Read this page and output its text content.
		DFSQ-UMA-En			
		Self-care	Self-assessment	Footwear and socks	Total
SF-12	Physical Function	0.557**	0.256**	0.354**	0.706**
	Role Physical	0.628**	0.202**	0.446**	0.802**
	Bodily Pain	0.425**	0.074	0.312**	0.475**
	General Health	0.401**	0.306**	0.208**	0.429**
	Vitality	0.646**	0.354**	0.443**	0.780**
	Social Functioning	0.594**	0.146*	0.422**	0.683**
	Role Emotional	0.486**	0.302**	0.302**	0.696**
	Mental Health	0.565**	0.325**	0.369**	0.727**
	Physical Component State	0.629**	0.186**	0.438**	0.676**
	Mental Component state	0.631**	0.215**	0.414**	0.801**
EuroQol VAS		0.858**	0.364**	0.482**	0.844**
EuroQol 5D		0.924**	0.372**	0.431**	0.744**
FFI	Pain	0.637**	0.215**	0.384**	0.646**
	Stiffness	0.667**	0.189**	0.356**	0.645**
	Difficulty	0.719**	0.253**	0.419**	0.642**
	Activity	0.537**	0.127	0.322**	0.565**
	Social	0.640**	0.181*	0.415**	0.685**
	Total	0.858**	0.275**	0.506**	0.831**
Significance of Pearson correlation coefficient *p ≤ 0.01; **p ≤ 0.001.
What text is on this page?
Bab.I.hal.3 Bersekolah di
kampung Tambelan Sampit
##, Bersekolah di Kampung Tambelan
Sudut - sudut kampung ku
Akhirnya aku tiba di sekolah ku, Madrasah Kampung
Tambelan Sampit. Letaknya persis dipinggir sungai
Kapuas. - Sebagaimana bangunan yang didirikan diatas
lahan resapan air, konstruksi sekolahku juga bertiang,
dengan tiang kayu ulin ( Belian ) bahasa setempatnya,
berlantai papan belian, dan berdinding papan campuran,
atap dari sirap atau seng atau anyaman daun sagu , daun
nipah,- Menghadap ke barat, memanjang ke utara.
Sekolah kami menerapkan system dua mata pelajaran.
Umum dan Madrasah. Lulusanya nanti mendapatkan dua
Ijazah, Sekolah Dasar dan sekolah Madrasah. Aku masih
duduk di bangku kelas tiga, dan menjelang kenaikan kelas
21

§ **Given instruction**:
In the records above, locate the lines holding the word "EuroQol". Copy each of them.

§ **Correct output**:
EuroQol VAS		0.858**	0.364**	0.482**	0.844**
EuroQol 5D		0.924**	0.372**	0.431**	0.744**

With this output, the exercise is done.